> **PROBLEM DETAILS**: Retype the material that follows, keeping every word as it is.

[Data excerpts]
....

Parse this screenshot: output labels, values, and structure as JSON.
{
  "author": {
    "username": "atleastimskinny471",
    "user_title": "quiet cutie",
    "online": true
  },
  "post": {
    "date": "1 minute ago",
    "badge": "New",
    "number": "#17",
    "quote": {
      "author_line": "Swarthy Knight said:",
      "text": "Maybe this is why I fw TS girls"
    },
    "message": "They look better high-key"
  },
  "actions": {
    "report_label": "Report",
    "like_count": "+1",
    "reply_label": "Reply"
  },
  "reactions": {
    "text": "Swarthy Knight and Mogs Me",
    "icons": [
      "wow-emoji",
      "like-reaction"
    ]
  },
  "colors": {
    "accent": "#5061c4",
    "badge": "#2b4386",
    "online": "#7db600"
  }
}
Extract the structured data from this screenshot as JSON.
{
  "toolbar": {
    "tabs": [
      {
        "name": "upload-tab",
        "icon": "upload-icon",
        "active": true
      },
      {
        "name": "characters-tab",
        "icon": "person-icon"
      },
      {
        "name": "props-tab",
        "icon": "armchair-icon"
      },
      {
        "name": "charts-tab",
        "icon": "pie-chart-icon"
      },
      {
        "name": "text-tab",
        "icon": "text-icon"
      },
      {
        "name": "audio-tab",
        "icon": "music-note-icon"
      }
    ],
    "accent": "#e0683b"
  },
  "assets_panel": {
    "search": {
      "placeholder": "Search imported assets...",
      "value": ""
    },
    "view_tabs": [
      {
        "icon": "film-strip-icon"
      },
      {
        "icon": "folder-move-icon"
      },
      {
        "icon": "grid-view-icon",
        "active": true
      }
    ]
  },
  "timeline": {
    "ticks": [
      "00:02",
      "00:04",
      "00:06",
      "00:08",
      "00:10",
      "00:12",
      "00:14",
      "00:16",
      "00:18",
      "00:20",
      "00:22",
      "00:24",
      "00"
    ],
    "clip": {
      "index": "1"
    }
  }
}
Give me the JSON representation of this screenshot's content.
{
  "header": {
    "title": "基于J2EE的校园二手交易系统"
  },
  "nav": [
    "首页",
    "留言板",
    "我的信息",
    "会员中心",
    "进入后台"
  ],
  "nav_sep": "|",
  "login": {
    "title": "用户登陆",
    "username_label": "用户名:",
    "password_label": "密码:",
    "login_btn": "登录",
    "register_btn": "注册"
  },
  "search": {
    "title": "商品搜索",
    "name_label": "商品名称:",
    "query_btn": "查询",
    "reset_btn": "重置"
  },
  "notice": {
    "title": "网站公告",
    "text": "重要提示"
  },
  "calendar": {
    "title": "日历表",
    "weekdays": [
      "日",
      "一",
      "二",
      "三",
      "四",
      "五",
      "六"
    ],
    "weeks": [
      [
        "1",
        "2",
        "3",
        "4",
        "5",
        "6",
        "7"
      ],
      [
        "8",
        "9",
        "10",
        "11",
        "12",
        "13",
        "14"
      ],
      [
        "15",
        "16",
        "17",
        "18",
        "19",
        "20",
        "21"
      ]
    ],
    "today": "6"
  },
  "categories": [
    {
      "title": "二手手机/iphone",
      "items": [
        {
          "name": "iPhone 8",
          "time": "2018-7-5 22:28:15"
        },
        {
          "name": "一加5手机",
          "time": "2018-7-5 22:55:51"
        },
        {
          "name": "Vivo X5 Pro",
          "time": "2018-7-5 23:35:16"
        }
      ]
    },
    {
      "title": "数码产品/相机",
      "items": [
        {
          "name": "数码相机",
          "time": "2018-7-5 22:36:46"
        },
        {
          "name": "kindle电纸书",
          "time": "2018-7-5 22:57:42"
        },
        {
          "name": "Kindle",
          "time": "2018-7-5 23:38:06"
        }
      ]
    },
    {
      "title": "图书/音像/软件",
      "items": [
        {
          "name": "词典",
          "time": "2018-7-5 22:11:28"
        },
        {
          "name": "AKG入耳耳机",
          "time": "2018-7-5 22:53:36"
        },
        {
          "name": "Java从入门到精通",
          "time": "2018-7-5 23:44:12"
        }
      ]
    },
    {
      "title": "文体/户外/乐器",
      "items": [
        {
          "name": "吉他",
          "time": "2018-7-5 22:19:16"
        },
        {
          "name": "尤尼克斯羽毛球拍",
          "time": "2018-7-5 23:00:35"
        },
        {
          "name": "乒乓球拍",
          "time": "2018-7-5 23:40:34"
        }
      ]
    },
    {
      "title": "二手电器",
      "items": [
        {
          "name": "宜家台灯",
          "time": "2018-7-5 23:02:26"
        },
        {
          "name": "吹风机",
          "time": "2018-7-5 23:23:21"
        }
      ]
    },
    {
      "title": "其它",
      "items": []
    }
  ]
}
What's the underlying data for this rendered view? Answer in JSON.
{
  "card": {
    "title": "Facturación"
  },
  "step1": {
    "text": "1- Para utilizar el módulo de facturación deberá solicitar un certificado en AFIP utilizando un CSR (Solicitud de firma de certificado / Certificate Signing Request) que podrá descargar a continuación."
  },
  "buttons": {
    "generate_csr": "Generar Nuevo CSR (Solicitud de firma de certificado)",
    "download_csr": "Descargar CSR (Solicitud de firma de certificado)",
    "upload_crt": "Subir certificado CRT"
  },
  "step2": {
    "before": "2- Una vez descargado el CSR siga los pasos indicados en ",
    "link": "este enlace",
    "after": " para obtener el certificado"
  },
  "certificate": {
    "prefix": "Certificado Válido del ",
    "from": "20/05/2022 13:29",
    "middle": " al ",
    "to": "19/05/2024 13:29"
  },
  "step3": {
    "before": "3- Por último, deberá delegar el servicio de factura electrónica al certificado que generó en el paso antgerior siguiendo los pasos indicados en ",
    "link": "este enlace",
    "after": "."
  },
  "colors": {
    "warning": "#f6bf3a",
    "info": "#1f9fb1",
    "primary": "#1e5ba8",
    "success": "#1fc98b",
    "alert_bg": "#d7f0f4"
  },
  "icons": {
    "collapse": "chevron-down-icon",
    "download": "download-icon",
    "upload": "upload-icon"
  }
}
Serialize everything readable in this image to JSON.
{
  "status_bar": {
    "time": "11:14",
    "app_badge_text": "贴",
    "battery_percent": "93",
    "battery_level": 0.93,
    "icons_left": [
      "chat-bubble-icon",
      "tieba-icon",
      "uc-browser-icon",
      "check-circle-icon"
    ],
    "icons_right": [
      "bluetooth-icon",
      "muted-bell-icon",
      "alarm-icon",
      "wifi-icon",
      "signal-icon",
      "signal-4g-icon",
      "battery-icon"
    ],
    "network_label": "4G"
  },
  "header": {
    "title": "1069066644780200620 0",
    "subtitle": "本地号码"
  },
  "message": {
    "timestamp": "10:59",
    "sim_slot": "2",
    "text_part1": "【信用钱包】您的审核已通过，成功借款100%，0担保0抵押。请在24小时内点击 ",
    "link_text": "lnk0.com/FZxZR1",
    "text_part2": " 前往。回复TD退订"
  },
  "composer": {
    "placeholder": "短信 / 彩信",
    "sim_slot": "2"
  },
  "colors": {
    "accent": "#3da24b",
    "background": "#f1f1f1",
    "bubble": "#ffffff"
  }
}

....

> **TASK ANSWER**:
Parse this screenshot: output labels, values, and structure as JSON.
{
  "author": {
    "username": "atleastimskinny471",
    "user_title": "quiet cutie",
    "online": true
  },
  "post": {
    "date": "1 minute ago",
    "badge": "New",
    "number": "#17",
    "quote": {
      "author_line": "Swarthy Knight said:",
      "text": "Maybe this is why I fw TS girls"
    },
    "message": "They look better high-key"
  },
  "actions": {
    "report_label": "Report",
    "like_count": "+1",
    "reply_label": "Reply"
  },
  "reactions": {
    "text": "Swarthy Knight and Mogs Me",
    "icons": [
      "wow-emoji",
      "like-reaction"
    ]
  },
  "colors": {
    "accent": "#5061c4",
    "badge": "#2b4386",
    "online": "#7db600"
  }
}
Extract the structured data from this screenshot as JSON.
{
  "toolbar": {
    "tabs": [
      {
        "name": "upload-tab",
        "icon": "upload-icon",
        "active": true
      },
      {
        "name": "characters-tab",
        "icon": "person-icon"
      },
      {
        "name": "props-tab",
        "icon": "armchair-icon"
      },
      {
        "name": "charts-tab",
        "icon": "pie-chart-icon"
      },
      {
        "name": "text-tab",
        "icon": "text-icon"
      },
      {
        "name": "audio-tab",
        "icon": "music-note-icon"
      }
    ],
    "accent": "#e0683b"
  },
  "assets_panel": {
    "search": {
      "placeholder": "Search imported assets...",
      "value": ""
    },
    "view_tabs": [
      {
        "icon": "film-strip-icon"
      },
      {
        "icon": "folder-move-icon"
      },
      {
        "icon": "grid-view-icon",
        "active": true
      }
    ]
  },
  "timeline": {
    "ticks": [
      "00:02",
      "00:04",
      "00:06",
      "00:08",
      "00:10",
      "00:12",
      "00:14",
      "00:16",
      "00:18",
      "00:20",
      "00:22",
      "00:24",
      "00"
    ],
    "clip": {
      "index": "1"
    }
  }
}
Give me the JSON representation of this screenshot's content.
{
  "header": {
    "title": "基于J2EE的校园二手交易系统"
  },
  "nav": [
    "首页",
    "留言板",
    "我的信息",
    "会员中心",
    "进入后台"
  ],
  "nav_sep": "|",
  "login": {
    "title": "用户登陆",
    "username_label": "用户名:",
    "password_label": "密码:",
    "login_btn": "登录",
    "register_btn": "注册"
  },
  "search": {
    "title": "商品搜索",
    "name_label": "商品名称:",
    "query_btn": "查询",
    "reset_btn": "重置"
  },
  "notice": {
    "title": "网站公告",
    "text": "重要提示"
  },
  "calendar": {
    "title": "日历表",
    "weekdays": [
      "日",
      "一",
      "二",
      "三",
      "四",
      "五",
      "六"
    ],
    "weeks": [
      [
        "1",
        "2",
        "3",
        "4",
        "5",
        "6",
        "7"
      ],
      [
        "8",
        "9",
        "10",
        "11",
        "12",
        "13",
        "14"
      ],
      [
        "15",
        "16",
        "17",
        "18",
        "19",
        "20",
        "21"
      ]
    ],
    "today": "6"
  },
  "categories": [
    {
      "title": "二手手机/iphone",
      "items": [
        {
          "name": "iPhone 8",
          "time": "2018-7-5 22:28:15"
        },
        {
          "name": "一加5手机",
          "time": "2018-7-5 22:55:51"
        },
        {
          "name": "Vivo X5 Pro",
          "time": "2018-7-5 23:35:16"
        }
      ]
    },
    {
      "title": "数码产品/相机",
      "items": [
        {
          "name": "数码相机",
          "time": "2018-7-5 22:36:46"
        },
        {
          "name": "kindle电纸书",
          "time": "2018-7-5 22:57:42"
        },
        {
          "name": "Kindle",
          "time": "2018-7-5 23:38:06"
        }
      ]
    },
    {
      "title": "图书/音像/软件",
      "items": [
        {
          "name": "词典",
          "time": "2018-7-5 22:11:28"
        },
        {
          "name": "AKG入耳耳机",
          "time": "2018-7-5 22:53:36"
        },
        {
          "name": "Java从入门到精通",
          "time": "2018-7-5 23:44:12"
        }
      ]
    },
    {
      "title": "文体/户外/乐器",
      "items": [
        {
          "name": "吉他",
          "time": "2018-7-5 22:19:16"
        },
        {
          "name": "尤尼克斯羽毛球拍",
          "time": "2018-7-5 23:00:35"
        },
        {
          "name": "乒乓球拍",
          "time": "2018-7-5 23:40:34"
        }
      ]
    },
    {
      "title": "二手电器",
      "items": [
        {
          "name": "宜家台灯",
          "time": "2018-7-5 23:02:26"
        },
        {
          "name": "吹风机",
          "time": "2018-7-5 23:23:21"
        }
      ]
    },
    {
      "title": "其它",
      "items": []
    }
  ]
}
What's the underlying data for this rendered view? Answer in JSON.
{
  "card": {
    "title": "Facturación"
  },
  "step1": {
    "text": "1- Para utilizar el módulo de facturación deberá solicitar un certificado en AFIP utilizando un CSR (Solicitud de firma de certificado / Certificate Signing Request) que podrá descargar a continuación."
  },
  "buttons": {
    "generate_csr": "Generar Nuevo CSR (Solicitud de firma de certificado)",
    "download_csr": "Descargar CSR (Solicitud de firma de certificado)",
    "upload_crt": "Subir certificado CRT"
  },
  "step2": {
    "before": "2- Una vez descargado el CSR siga los pasos indicados en ",
    "link": "este enlace",
    "after": " para obtener el certificado"
  },
  "certificate": {
    "prefix": "Certificado Válido del ",
    "from": "20/05/2022 13:29",
    "middle": " al ",
    "to": "19/05/2024 13:29"
  },
  "step3": {
    "before": "3- Por último, deberá delegar el servicio de factura electrónica al certificado que generó en el paso antgerior siguiendo los pasos indicados en ",
    "link": "este enlace",
    "after": "."
  },
  "colors": {
    "warning": "#f6bf3a",
    "info": "#1f9fb1",
    "primary": "#1e5ba8",
    "success": "#1fc98b",
    "alert_bg": "#d7f0f4"
  },
  "icons": {
    "collapse": "chevron-down-icon",
    "download": "download-icon",
    "upload": "upload-icon"
  }
}
Serialize everything readable in this image to JSON.
{
  "status_bar": {
    "time": "11:14",
    "app_badge_text": "贴",
    "battery_percent": "93",
    "battery_level": 0.93,
    "icons_left": [
      "chat-bubble-icon",
      "tieba-icon",
      "uc-browser-icon",
      "check-circle-icon"
    ],
    "icons_right": [
      "bluetooth-icon",
      "muted-bell-icon",
      "alarm-icon",
      "wifi-icon",
      "signal-icon",
      "signal-4g-icon",
      "battery-icon"
    ],
    "network_label": "4G"
  },
  "header": {
    "title": "1069066644780200620 0",
    "subtitle": "本地号码"
  },
  "message": {
    "timestamp": "10:59",
    "sim_slot": "2",
    "text_part1": "【信用钱包】您的审核已通过，成功借款100%，0担保0抵押。请在24小时内点击 ",
    "link_text": "lnk0.com/FZxZR1",
    "text_part2": " 前往。回复TD退订"
  },
  "composer": {
    "placeholder": "短信 / 彩信",
    "sim_slot": "2"
  },
  "colors": {
    "accent": "#3da24b",
    "background": "#f1f1f1",
    "bubble": "#ffffff"
  }
}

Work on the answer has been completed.